What you can do to minimise the number of lessons you need to pass your driving test.
We have asked our learners, driving instructors and also looked into the patterns of learner driver’s behaviour to give you these top 10 ways to reduce the number of lessons you need. The learner drivers with the best habits tend to progress the quickest.
1. Make sure you have a great driving instructor that you get on with.
It seems sensible to suggest that you need to be able to “get on with” your driving instructor. But it will make a huge difference. You have to be able to relate to them trust them and they should be able to help you understand and reflect on your performance while working with you to hit your goals. This alone will help you reduce the number of hours you need. If you don’t like your instructor, you won’t learn as quickly, the time between lessons will be spent worrying about them and time in the car will drag and not be used effectively.
Make sure you get on with your instructor to ensure you learn quicker
So what makes a great driving instructor? Aren’t all instructors the same?

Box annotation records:
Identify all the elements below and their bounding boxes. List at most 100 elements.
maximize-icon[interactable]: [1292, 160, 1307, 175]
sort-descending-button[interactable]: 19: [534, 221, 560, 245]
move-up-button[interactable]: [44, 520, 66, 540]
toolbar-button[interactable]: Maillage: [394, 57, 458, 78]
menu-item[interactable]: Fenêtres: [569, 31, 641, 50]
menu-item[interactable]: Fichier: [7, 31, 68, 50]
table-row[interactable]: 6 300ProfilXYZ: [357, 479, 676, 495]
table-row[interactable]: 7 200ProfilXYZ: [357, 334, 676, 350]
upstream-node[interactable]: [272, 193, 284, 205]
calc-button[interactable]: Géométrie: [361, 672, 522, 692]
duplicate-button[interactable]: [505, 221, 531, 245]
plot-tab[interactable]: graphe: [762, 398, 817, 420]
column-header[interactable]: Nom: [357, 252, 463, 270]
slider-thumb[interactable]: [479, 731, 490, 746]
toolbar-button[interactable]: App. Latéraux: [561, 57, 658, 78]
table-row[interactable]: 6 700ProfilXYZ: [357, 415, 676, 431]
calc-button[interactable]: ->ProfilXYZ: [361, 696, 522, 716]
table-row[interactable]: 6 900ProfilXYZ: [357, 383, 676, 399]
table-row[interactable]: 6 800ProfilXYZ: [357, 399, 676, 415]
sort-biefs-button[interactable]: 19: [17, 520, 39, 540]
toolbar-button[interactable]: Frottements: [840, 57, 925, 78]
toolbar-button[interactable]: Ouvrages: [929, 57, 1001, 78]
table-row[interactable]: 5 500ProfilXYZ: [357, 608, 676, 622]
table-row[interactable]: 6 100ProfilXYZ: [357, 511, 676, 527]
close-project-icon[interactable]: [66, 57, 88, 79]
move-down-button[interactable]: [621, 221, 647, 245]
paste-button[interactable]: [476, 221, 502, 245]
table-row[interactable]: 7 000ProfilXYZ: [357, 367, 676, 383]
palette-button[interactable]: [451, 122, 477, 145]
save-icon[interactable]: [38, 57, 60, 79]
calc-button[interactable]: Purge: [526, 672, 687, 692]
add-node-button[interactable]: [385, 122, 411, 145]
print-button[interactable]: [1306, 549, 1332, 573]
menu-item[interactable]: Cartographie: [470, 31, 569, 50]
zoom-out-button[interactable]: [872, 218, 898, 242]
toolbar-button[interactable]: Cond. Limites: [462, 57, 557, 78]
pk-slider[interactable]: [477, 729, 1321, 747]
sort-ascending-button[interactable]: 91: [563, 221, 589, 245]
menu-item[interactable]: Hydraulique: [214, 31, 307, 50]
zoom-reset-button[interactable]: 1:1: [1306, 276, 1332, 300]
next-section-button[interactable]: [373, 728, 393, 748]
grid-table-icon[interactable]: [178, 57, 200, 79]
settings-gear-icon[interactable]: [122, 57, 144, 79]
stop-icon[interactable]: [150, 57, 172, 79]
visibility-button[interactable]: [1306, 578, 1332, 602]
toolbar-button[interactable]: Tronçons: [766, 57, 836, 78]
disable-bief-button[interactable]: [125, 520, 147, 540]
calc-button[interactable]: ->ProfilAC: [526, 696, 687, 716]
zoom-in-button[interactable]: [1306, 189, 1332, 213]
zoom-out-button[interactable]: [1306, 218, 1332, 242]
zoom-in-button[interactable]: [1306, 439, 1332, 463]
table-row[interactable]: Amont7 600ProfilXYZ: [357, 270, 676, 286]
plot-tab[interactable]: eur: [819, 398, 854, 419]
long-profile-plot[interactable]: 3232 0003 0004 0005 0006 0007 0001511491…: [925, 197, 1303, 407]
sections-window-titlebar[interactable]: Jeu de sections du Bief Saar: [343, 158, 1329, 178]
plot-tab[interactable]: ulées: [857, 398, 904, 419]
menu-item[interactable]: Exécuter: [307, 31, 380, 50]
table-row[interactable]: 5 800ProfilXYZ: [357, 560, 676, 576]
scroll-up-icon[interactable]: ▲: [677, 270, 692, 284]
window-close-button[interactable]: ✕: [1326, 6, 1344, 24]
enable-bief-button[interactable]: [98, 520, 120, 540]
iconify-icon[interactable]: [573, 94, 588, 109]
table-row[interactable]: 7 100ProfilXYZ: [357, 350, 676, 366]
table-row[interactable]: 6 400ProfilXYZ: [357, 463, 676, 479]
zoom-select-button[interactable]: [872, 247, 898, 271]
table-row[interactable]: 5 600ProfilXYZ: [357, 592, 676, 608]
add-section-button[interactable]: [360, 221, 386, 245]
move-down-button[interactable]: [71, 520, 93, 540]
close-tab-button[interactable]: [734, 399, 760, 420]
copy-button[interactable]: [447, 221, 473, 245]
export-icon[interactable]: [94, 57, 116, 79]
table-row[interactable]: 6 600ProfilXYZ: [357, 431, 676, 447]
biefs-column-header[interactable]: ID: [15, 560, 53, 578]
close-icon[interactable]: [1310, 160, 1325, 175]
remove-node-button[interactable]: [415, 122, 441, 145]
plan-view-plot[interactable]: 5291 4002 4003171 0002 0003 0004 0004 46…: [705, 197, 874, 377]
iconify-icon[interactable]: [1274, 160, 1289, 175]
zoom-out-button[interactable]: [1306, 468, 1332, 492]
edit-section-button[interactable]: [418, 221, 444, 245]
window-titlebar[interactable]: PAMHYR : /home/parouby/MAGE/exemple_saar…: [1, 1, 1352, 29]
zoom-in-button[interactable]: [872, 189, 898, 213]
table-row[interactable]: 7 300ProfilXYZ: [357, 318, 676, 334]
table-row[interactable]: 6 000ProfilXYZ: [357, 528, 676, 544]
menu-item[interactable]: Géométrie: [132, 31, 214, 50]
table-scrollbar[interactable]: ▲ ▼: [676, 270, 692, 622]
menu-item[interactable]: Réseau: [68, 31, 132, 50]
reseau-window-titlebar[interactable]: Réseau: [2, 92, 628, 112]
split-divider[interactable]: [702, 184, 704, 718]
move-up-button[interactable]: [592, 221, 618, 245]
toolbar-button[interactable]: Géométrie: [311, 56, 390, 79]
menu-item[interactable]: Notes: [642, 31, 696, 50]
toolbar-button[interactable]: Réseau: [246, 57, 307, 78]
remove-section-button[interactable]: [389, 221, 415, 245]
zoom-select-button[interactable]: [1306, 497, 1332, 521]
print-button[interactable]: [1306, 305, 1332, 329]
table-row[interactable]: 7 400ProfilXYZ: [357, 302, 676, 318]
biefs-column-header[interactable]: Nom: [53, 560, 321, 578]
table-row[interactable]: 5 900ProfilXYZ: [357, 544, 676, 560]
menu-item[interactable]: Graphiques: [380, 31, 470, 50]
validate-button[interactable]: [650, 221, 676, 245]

Given task =>
In the passage on reducing driving lessons, which learner drivers tend to progress the quickest?

Result of this exercise =>
The learner drivers with the best habits.